WHAT THE EXERCISE ASKS. Copy each line of the entries that contains the word "JSON".

===== DATA =====

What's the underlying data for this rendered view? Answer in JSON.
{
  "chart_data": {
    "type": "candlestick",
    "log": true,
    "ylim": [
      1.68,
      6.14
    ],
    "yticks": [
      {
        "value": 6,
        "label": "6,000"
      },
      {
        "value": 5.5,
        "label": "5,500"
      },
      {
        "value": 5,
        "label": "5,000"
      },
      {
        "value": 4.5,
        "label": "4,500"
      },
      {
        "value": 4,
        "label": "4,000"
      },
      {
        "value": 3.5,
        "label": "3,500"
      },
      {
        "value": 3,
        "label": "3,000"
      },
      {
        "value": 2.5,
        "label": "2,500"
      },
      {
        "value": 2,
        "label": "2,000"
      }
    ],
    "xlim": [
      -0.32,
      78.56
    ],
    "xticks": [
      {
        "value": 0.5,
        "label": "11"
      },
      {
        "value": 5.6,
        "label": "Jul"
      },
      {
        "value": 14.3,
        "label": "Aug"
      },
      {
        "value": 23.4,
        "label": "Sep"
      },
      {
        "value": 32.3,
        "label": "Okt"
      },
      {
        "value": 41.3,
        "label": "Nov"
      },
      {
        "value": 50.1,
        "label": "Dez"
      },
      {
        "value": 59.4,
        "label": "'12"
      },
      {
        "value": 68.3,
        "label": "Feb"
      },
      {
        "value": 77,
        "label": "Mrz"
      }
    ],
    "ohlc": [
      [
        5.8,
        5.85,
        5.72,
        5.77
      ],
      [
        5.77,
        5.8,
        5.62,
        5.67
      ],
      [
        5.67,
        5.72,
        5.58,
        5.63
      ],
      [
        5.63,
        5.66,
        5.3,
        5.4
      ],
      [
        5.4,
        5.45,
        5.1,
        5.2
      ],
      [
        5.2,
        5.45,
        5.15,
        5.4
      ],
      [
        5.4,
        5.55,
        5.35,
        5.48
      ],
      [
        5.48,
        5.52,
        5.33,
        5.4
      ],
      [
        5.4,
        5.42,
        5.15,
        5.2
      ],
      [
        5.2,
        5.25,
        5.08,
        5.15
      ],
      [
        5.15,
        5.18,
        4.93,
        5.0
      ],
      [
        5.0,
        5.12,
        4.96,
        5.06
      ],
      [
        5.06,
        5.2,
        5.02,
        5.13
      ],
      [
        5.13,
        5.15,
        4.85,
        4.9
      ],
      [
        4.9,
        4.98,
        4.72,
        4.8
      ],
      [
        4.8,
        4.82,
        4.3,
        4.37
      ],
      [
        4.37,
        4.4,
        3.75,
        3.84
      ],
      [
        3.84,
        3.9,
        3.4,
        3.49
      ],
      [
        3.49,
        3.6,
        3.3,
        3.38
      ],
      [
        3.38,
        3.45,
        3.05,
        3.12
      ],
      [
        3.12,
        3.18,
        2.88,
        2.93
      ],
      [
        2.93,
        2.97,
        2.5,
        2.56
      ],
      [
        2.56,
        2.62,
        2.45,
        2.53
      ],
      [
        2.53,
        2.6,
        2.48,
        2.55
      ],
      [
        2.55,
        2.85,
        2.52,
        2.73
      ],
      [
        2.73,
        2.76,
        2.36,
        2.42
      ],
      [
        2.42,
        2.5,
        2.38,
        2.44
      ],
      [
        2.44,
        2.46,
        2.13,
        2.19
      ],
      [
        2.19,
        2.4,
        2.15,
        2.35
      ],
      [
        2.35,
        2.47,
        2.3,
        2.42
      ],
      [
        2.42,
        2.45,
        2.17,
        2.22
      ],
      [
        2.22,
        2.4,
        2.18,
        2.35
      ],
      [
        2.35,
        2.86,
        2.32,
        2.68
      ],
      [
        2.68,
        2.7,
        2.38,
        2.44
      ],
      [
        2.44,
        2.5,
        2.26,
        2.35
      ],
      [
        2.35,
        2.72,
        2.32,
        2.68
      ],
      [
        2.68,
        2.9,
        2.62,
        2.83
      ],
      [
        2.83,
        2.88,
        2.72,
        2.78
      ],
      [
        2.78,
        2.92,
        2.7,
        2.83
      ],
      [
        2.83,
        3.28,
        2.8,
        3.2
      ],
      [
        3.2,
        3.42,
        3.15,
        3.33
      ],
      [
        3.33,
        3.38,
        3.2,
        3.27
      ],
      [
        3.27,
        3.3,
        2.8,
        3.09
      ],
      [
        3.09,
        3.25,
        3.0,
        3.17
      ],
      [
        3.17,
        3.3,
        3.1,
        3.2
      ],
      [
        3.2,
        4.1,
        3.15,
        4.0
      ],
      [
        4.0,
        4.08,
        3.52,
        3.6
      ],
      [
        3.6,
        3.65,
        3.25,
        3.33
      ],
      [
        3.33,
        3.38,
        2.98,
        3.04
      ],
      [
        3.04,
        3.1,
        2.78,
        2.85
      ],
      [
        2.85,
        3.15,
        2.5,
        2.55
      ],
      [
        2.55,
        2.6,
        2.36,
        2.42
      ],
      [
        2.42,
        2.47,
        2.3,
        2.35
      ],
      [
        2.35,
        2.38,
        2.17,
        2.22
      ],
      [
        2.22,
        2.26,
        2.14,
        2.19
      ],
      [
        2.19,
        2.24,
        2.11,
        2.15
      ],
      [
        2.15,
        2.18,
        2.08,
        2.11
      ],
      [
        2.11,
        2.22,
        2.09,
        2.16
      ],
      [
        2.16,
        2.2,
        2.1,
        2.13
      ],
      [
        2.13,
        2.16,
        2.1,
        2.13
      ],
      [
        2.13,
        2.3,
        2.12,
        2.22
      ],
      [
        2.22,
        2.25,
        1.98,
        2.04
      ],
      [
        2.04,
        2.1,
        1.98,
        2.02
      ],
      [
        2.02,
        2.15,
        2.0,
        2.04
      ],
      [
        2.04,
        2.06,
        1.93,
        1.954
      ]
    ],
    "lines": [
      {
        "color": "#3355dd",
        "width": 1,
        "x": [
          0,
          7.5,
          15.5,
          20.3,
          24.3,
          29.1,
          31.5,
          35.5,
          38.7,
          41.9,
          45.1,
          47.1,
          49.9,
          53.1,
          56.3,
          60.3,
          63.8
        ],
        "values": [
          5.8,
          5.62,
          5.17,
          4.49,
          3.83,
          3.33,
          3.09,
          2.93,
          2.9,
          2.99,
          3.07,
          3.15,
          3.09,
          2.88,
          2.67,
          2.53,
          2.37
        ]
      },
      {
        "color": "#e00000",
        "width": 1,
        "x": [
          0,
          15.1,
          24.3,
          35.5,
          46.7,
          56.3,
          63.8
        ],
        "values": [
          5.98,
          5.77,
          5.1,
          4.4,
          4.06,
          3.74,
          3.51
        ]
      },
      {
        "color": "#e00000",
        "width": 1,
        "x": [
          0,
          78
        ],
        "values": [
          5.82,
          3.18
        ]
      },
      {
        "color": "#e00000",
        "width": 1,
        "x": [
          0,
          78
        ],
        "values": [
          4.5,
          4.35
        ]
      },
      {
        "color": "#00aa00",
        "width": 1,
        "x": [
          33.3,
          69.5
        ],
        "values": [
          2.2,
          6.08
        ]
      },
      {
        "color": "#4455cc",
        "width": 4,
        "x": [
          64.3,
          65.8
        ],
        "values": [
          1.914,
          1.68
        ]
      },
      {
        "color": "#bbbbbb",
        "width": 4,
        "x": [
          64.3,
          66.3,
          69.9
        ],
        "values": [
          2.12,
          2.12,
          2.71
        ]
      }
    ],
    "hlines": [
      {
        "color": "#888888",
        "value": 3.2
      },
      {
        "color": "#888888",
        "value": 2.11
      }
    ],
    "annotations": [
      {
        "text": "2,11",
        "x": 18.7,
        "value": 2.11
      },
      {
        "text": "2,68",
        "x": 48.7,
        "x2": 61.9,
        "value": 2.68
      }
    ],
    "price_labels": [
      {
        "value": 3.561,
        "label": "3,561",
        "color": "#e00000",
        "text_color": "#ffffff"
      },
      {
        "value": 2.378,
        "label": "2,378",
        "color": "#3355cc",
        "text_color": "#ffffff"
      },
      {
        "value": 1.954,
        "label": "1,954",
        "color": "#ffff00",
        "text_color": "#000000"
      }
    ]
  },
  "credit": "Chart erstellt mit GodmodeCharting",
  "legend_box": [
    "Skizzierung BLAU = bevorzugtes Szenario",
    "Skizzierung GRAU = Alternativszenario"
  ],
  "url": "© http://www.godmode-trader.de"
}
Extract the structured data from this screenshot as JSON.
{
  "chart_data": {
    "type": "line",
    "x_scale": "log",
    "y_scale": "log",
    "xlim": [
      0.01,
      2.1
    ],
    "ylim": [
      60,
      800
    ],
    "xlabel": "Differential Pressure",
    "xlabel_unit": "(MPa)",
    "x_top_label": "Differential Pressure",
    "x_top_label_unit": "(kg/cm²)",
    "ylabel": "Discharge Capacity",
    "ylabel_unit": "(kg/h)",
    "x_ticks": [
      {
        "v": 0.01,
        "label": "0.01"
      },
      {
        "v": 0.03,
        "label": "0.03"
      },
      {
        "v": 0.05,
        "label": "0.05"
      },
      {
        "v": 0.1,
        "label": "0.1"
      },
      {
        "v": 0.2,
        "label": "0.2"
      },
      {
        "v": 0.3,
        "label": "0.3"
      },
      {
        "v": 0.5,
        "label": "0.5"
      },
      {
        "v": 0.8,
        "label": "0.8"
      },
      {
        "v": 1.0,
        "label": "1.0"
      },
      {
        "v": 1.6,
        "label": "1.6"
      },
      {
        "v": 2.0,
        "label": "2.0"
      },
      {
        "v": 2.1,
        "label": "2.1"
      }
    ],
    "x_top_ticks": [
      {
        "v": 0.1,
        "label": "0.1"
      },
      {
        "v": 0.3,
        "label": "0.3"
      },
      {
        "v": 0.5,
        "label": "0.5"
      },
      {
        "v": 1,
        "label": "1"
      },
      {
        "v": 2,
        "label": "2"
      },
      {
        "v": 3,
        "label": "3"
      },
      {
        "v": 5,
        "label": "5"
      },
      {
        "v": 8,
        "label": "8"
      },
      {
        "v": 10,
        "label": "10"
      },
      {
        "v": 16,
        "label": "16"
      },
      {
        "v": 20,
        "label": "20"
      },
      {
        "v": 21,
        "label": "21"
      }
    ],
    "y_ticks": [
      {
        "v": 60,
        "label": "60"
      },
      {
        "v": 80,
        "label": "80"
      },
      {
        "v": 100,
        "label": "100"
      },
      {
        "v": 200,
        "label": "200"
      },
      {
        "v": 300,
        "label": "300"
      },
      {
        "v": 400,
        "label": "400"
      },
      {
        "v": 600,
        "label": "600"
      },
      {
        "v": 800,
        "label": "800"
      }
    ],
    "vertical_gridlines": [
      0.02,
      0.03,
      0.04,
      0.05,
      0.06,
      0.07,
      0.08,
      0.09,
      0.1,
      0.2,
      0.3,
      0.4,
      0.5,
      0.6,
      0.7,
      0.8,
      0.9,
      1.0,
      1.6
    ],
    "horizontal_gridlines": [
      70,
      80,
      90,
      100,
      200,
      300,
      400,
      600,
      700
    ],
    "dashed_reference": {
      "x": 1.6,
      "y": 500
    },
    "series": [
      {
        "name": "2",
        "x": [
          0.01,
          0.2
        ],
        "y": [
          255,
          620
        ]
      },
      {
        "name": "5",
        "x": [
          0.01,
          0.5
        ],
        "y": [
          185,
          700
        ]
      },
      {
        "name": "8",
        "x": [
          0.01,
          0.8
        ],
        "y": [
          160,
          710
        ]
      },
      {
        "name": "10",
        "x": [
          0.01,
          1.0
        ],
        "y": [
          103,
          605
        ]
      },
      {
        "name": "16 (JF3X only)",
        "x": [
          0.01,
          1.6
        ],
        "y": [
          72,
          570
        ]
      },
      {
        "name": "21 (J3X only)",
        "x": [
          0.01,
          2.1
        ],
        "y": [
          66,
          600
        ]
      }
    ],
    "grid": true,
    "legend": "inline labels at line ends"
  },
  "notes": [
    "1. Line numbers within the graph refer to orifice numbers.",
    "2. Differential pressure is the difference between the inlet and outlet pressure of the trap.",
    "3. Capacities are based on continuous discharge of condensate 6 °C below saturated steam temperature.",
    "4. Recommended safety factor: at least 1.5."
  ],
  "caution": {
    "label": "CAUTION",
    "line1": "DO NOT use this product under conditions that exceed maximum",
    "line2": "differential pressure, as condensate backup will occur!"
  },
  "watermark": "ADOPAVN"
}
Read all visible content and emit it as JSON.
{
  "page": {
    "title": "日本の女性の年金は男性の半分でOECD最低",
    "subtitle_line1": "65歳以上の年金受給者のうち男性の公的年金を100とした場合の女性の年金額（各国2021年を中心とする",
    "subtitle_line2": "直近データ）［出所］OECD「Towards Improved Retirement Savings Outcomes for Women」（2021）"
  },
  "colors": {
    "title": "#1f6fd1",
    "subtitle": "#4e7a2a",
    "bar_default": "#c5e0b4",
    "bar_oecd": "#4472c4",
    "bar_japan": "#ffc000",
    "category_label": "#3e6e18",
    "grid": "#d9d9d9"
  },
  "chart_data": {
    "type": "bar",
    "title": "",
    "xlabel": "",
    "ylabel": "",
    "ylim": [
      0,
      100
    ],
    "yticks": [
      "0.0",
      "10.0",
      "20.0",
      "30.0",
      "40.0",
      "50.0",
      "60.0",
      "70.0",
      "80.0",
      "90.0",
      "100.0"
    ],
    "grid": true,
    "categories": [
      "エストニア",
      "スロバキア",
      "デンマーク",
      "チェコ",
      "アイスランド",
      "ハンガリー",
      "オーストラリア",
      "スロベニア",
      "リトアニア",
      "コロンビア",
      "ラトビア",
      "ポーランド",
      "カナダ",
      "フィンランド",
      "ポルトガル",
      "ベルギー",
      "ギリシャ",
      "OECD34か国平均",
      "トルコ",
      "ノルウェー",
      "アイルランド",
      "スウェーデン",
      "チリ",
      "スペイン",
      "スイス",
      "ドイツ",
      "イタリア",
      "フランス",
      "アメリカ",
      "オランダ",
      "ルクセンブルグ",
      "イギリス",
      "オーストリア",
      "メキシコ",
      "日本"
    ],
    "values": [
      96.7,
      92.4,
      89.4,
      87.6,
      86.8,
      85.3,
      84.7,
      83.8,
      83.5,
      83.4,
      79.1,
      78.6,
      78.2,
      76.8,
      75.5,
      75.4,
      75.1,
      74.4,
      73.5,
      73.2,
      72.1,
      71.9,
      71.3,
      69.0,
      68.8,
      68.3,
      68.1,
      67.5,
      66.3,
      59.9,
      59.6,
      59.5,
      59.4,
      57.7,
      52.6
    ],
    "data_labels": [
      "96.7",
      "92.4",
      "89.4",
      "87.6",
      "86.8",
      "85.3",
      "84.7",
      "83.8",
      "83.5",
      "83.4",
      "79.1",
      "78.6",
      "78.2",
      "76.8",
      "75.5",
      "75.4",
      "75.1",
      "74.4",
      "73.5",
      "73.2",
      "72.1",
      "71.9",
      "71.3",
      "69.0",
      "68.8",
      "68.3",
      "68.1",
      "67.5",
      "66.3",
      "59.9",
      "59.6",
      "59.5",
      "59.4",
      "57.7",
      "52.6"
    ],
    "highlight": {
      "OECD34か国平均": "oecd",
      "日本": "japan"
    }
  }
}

=====

RESPONSE.
What's the underlying data for this rendered view? Answer in JSON.
Extract the structured data from this screenshot as JSON.
Read all visible content and emit it as JSON.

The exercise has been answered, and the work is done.